TASK OBJECTIVE — Retype every line of the items below character for character, changing nothing.

MATERIAL —
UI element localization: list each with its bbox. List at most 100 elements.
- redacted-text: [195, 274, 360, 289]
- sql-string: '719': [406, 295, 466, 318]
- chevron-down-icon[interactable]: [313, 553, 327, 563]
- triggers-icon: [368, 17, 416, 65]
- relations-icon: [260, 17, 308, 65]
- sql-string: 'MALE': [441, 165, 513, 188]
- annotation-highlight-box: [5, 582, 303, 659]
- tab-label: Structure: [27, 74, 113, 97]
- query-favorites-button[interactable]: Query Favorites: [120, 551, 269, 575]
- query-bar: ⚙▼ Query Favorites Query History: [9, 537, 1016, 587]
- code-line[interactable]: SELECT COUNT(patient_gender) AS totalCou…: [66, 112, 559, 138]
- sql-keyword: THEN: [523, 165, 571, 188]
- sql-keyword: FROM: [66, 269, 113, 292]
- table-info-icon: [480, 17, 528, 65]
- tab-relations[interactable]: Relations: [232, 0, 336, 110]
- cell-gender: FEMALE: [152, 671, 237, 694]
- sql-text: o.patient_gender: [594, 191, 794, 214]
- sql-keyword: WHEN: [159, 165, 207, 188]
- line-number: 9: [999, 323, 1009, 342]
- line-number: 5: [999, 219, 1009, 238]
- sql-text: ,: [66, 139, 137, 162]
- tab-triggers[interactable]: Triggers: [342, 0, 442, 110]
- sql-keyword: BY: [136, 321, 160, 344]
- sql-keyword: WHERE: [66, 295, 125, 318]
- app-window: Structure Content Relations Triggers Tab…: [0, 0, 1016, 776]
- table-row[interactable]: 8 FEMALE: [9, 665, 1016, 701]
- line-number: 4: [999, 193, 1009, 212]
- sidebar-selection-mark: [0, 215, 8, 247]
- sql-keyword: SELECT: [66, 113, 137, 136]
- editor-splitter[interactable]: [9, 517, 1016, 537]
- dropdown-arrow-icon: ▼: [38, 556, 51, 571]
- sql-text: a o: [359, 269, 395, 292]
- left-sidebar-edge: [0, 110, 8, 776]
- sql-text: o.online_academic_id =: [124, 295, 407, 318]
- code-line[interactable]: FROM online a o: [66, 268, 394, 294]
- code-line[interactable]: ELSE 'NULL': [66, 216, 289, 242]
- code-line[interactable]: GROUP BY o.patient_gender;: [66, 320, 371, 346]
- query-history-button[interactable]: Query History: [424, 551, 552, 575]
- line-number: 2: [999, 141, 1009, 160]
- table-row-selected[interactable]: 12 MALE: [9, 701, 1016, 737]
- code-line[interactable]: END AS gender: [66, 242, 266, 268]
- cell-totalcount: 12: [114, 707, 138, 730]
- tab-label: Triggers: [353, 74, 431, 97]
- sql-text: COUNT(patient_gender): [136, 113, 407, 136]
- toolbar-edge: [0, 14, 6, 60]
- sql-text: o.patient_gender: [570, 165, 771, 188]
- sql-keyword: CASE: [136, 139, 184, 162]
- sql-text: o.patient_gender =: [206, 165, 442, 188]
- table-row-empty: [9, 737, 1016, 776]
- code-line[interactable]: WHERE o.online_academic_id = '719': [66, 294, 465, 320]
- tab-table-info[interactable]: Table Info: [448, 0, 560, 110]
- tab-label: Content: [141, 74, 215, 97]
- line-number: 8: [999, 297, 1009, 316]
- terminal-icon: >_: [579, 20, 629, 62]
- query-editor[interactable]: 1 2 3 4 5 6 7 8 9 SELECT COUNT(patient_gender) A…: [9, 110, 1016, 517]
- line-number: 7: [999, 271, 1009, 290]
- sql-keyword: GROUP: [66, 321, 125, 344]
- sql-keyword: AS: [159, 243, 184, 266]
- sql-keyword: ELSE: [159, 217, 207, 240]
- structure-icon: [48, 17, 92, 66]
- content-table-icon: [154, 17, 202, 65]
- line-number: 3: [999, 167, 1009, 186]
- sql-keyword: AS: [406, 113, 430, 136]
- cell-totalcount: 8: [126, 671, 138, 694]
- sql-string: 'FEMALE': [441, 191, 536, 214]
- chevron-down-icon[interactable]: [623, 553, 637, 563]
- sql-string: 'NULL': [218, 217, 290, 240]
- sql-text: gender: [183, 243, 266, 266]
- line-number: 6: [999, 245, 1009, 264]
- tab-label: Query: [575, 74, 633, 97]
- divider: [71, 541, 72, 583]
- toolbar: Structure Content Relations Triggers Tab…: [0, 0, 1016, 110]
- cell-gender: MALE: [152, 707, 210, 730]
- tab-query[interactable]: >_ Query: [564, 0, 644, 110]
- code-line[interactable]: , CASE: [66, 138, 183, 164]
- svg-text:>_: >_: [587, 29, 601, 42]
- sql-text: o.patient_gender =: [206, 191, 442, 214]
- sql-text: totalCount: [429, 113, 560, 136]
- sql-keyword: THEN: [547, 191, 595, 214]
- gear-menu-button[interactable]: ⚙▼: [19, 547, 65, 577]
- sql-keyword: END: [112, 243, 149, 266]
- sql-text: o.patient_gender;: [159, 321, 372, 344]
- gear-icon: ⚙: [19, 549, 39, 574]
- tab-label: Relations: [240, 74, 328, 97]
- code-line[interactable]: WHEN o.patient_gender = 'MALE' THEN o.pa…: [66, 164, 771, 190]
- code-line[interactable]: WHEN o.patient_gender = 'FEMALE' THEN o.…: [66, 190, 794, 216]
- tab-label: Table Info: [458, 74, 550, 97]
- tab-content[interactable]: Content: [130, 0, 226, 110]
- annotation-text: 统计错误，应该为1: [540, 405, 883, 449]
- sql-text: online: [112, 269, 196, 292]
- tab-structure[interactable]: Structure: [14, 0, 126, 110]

RESPONSE FOR THIS EXERCISE —
UI element localization: list each with its bbox. List at most 100 elements.
- redacted-text: [195, 274, 360, 289]
- sql-string: '719': [406, 295, 466, 318]
- chevron-down-icon[interactable]: [313, 553, 327, 563]
- triggers-icon: [368, 17, 416, 65]
- relations-icon: [260, 17, 308, 65]
- sql-string: 'MALE': [441, 165, 513, 188]
- annotation-highlight-box: [5, 582, 303, 659]
- tab-label: Structure: [27, 74, 113, 97]
- query-favorites-button[interactable]: Query Favorites: [120, 551, 269, 575]
- query-bar: ⚙▼ Query Favorites Query History: [9, 537, 1016, 587]
- code-line[interactable]: SELECT COUNT(patient_gender) AS totalCou…: [66, 112, 559, 138]
- sql-keyword: THEN: [523, 165, 571, 188]
- sql-keyword: FROM: [66, 269, 113, 292]
- table-info-icon: [480, 17, 528, 65]
- tab-relations[interactable]: Relations: [232, 0, 336, 110]
- cell-gender: FEMALE: [152, 671, 237, 694]
- sql-text: o.patient_gender: [594, 191, 794, 214]
- sql-keyword: WHEN: [159, 165, 207, 188]
- line-number: 9: [999, 323, 1009, 342]
- line-number: 5: [999, 219, 1009, 238]
- sql-text: ,: [66, 139, 137, 162]
- tab-triggers[interactable]: Triggers: [342, 0, 442, 110]
- sql-keyword: BY: [136, 321, 160, 344]
- sql-keyword: WHERE: [66, 295, 125, 318]
- app-window: Structure Content Relations Triggers Tab…: [0, 0, 1016, 776]
- table-row[interactable]: 8 FEMALE: [9, 665, 1016, 701]
- line-number: 4: [999, 193, 1009, 212]
- sidebar-selection-mark: [0, 215, 8, 247]
- sql-keyword: SELECT: [66, 113, 137, 136]
- editor-splitter[interactable]: [9, 517, 1016, 537]
- dropdown-arrow-icon: ▼: [38, 556, 51, 571]
- sql-text: a o: [359, 269, 395, 292]
- left-sidebar-edge: [0, 110, 8, 776]
- sql-text: o.online_academic_id =: [124, 295, 407, 318]
- code-line[interactable]: FROM online a o: [66, 268, 394, 294]
- code-line[interactable]: ELSE 'NULL': [66, 216, 289, 242]
- code-line[interactable]: GROUP BY o.patient_gender;: [66, 320, 371, 346]
- query-history-button[interactable]: Query History: [424, 551, 552, 575]
- line-number: 2: [999, 141, 1009, 160]
- table-row-selected[interactable]: 12 MALE: [9, 701, 1016, 737]
- code-line[interactable]: END AS gender: [66, 242, 266, 268]
- cell-totalcount: 12: [114, 707, 138, 730]
- tab-label: Triggers: [353, 74, 431, 97]
- sql-text: COUNT(patient_gender): [136, 113, 407, 136]
- toolbar-edge: [0, 14, 6, 60]
- sql-text: o.patient_gender: [570, 165, 771, 188]
- sql-keyword: CASE: [136, 139, 184, 162]
- sql-text: o.patient_gender =: [206, 165, 442, 188]
- table-row-empty: [9, 737, 1016, 776]
- code-line[interactable]: WHERE o.online_academic_id = '719': [66, 294, 465, 320]
- tab-table-info[interactable]: Table Info: [448, 0, 560, 110]
- tab-label: Content: [141, 74, 215, 97]
- line-number: 8: [999, 297, 1009, 316]
- terminal-icon: >_: [579, 20, 629, 62]
- query-editor[interactable]: 1 2 3 4 5 6 7 8 9 SELECT COUNT(patient_gender) A…: [9, 110, 1016, 517]
- line-number: 7: [999, 271, 1009, 290]
- sql-keyword: GROUP: [66, 321, 125, 344]
- sql-keyword: AS: [159, 243, 184, 266]
- sql-keyword: ELSE: [159, 217, 207, 240]
- structure-icon: [48, 17, 92, 66]
- content-table-icon: [154, 17, 202, 65]
- line-number: 3: [999, 167, 1009, 186]
- sql-keyword: AS: [406, 113, 430, 136]
- cell-totalcount: 8: [126, 671, 138, 694]
- sql-string: 'FEMALE': [441, 191, 536, 214]
- chevron-down-icon[interactable]: [623, 553, 637, 563]
- sql-string: 'NULL': [218, 217, 290, 240]
- sql-text: gender: [183, 243, 266, 266]
- line-number: 6: [999, 245, 1009, 264]
- tab-label: Query: [575, 74, 633, 97]
- divider: [71, 541, 72, 583]
- toolbar: Structure Content Relations Triggers Tab…: [0, 0, 1016, 110]
- cell-gender: MALE: [152, 707, 210, 730]
- tab-query[interactable]: >_ Query: [564, 0, 644, 110]
- code-line[interactable]: , CASE: [66, 138, 183, 164]
- svg-text:>_: >_: [587, 29, 601, 42]
- sql-text: o.patient_gender =: [206, 191, 442, 214]
- sql-text: totalCount: [429, 113, 560, 136]
- sql-keyword: THEN: [547, 191, 595, 214]
- gear-menu-button[interactable]: ⚙▼: [19, 547, 65, 577]
- sql-keyword: END: [112, 243, 149, 266]
- sql-text: o.patient_gender;: [159, 321, 372, 344]
- gear-icon: ⚙: [19, 549, 39, 574]
- tab-label: Relations: [240, 74, 328, 97]
- code-line[interactable]: WHEN o.patient_gender = 'MALE' THEN o.pa…: [66, 164, 771, 190]
- code-line[interactable]: WHEN o.patient_gender = 'FEMALE' THEN o.…: [66, 190, 794, 216]
- tab-label: Table Info: [458, 74, 550, 97]
- tab-content[interactable]: Content: [130, 0, 226, 110]
- annotation-text: 统计错误，应该为1: [540, 405, 883, 449]
- sql-text: online: [112, 269, 196, 292]
- tab-structure[interactable]: Structure: [14, 0, 126, 110]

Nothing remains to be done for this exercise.